The problem: Of the lines in the listing, how many include the string "Edition"? Write the number and nothing else.

Stored data:
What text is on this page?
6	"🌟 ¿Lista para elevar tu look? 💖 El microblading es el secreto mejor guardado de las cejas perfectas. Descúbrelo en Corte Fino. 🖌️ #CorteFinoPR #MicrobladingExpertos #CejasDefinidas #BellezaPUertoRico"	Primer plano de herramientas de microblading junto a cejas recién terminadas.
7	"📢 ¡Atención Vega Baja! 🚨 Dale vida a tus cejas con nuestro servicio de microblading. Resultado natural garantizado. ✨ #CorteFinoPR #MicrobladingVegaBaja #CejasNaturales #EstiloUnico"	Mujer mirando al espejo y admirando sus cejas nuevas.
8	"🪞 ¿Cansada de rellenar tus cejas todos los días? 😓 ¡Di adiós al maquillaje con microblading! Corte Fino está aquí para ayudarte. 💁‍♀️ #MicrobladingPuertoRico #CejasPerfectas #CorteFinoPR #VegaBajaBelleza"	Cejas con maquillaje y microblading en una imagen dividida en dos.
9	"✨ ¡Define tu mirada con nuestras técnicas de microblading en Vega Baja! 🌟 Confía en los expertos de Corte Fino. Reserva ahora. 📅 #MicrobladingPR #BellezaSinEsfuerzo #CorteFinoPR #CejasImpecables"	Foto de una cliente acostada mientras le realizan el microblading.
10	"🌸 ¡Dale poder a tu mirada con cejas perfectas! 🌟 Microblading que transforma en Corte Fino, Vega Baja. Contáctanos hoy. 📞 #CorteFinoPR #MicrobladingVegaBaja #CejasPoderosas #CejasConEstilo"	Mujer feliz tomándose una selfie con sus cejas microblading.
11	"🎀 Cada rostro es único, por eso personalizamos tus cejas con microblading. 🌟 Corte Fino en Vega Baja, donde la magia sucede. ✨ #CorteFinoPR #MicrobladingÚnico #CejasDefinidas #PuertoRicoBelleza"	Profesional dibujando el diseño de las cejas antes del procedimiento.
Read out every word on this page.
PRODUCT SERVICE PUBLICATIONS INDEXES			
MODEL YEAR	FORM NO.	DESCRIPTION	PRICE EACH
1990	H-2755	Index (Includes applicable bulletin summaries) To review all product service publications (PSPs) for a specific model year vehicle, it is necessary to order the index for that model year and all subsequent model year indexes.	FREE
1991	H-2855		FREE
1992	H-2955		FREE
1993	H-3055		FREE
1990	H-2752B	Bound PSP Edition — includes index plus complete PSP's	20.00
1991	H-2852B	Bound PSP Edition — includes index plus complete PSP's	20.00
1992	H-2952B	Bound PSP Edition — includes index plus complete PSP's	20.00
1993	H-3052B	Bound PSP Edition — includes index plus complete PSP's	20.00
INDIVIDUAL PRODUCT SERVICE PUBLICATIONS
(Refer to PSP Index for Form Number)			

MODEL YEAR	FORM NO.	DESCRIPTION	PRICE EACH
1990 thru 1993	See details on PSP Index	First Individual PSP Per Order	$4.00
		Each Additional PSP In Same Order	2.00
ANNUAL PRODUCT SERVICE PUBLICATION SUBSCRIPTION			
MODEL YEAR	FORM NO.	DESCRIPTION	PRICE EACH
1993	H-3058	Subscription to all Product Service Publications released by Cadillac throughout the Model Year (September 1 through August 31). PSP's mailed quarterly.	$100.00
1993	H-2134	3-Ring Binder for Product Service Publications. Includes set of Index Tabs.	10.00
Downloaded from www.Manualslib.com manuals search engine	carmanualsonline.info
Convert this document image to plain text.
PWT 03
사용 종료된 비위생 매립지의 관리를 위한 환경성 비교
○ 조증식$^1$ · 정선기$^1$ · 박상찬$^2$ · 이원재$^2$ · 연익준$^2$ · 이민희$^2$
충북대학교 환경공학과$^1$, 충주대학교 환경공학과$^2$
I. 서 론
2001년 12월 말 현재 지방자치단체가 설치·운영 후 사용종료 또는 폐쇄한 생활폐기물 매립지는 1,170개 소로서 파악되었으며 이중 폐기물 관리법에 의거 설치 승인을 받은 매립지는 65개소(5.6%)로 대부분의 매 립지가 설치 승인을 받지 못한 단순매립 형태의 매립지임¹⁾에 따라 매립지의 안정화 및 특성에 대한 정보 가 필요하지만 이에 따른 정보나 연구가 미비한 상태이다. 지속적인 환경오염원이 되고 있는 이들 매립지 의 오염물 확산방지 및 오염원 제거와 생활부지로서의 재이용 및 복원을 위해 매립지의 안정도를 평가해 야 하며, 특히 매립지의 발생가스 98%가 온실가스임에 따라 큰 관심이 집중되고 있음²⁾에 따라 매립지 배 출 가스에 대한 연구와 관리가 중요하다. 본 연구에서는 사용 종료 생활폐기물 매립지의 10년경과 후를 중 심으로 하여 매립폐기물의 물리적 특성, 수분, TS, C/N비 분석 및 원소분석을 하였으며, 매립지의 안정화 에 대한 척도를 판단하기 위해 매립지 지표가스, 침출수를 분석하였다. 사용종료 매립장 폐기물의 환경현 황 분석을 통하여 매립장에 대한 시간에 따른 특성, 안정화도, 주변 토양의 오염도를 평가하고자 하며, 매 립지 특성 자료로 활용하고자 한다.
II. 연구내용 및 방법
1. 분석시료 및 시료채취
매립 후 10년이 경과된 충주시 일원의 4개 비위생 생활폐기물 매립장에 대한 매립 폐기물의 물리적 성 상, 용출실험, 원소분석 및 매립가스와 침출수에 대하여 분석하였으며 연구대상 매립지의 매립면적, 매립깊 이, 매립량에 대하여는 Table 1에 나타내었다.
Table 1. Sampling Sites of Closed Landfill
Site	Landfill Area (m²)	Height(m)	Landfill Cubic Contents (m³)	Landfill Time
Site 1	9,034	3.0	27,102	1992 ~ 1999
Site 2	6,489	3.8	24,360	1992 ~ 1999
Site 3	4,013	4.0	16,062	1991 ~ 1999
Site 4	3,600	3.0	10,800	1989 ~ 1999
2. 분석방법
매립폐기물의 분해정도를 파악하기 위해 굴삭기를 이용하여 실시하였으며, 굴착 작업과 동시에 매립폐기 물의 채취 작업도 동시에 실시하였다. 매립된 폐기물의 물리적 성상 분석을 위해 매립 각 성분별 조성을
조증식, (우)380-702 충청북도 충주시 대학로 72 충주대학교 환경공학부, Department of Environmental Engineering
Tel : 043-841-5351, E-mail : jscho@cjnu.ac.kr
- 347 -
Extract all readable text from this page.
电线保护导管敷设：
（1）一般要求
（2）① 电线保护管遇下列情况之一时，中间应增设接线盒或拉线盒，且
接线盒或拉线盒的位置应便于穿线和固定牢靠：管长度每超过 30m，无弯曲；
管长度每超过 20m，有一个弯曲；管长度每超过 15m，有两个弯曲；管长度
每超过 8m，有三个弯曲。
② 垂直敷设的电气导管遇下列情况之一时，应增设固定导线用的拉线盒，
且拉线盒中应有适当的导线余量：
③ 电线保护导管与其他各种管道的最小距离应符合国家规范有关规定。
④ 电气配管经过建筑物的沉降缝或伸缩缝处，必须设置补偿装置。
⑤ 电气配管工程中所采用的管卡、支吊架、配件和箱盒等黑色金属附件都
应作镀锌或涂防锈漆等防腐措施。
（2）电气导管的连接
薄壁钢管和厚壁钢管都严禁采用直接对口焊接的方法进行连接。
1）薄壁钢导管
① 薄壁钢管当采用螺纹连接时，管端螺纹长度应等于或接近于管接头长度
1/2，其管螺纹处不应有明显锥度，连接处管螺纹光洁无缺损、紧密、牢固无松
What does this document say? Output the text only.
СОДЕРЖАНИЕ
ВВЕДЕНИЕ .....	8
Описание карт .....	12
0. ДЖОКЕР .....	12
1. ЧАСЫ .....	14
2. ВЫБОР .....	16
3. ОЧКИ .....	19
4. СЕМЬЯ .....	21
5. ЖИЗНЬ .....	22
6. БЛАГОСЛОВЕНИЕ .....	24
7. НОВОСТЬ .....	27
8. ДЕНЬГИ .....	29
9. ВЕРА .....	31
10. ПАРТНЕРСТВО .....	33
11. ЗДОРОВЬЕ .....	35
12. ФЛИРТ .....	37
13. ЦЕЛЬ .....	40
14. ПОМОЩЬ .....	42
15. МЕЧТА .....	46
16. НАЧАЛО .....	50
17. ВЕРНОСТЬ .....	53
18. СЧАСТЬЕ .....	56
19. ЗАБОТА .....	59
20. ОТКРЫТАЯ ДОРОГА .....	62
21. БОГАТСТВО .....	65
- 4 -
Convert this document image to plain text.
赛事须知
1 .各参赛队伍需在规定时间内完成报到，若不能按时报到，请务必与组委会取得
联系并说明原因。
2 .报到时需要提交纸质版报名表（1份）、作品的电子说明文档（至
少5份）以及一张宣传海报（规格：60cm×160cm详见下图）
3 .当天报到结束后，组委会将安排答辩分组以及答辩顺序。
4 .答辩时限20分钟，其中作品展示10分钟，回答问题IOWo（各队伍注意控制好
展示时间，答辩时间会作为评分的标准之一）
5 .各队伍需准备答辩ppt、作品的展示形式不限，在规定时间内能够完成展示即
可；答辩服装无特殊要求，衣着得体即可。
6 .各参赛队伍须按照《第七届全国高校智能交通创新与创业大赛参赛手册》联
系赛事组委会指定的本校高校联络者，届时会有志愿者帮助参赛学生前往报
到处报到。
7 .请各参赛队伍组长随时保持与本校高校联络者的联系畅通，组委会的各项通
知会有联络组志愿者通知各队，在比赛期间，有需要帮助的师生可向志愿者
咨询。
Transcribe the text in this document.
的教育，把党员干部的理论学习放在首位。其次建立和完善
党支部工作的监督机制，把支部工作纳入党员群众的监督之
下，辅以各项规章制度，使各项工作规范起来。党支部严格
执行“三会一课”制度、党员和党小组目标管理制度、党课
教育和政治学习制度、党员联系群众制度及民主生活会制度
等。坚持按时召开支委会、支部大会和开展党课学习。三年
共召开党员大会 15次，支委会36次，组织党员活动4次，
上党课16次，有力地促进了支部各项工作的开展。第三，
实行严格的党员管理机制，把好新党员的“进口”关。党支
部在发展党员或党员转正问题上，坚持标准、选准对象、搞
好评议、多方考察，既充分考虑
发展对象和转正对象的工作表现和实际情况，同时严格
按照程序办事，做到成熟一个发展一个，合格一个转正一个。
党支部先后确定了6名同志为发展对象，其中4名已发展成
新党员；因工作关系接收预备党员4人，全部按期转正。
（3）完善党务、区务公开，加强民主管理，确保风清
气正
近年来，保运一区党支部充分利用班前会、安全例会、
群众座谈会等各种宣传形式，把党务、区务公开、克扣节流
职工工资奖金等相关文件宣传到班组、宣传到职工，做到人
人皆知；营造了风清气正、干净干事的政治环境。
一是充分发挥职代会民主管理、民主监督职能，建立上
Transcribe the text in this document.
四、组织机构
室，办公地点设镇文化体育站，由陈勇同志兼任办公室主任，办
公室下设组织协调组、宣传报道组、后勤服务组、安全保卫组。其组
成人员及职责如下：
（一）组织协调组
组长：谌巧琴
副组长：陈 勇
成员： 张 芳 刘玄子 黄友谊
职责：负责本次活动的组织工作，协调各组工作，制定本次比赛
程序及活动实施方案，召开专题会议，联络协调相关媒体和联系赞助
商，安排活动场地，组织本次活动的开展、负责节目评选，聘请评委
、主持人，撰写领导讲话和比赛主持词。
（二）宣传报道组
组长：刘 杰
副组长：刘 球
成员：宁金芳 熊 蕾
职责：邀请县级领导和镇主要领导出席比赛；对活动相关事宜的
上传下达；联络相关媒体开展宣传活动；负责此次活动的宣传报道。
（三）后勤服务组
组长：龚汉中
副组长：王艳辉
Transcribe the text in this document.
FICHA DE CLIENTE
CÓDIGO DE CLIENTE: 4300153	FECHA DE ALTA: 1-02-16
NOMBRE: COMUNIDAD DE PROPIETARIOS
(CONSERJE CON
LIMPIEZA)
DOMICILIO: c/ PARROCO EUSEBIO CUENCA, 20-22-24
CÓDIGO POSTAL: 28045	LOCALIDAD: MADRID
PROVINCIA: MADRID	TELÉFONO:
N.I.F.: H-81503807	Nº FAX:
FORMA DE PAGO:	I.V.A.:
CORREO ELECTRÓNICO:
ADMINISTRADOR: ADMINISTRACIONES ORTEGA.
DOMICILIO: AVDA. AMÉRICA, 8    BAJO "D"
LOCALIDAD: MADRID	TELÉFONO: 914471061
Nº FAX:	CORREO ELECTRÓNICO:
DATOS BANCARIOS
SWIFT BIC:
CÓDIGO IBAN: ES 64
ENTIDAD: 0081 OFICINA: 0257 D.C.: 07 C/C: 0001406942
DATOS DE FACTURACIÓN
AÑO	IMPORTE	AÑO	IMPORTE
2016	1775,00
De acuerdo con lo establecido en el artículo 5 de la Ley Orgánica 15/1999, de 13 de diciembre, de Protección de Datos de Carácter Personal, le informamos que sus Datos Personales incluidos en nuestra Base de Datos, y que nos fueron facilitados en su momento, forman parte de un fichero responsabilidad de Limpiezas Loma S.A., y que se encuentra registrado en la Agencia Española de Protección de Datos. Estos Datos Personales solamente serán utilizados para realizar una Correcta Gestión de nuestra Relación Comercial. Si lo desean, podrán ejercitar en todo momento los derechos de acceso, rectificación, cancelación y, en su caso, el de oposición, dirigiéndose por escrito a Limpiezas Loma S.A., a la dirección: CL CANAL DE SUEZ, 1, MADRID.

Solution for this exercise: 4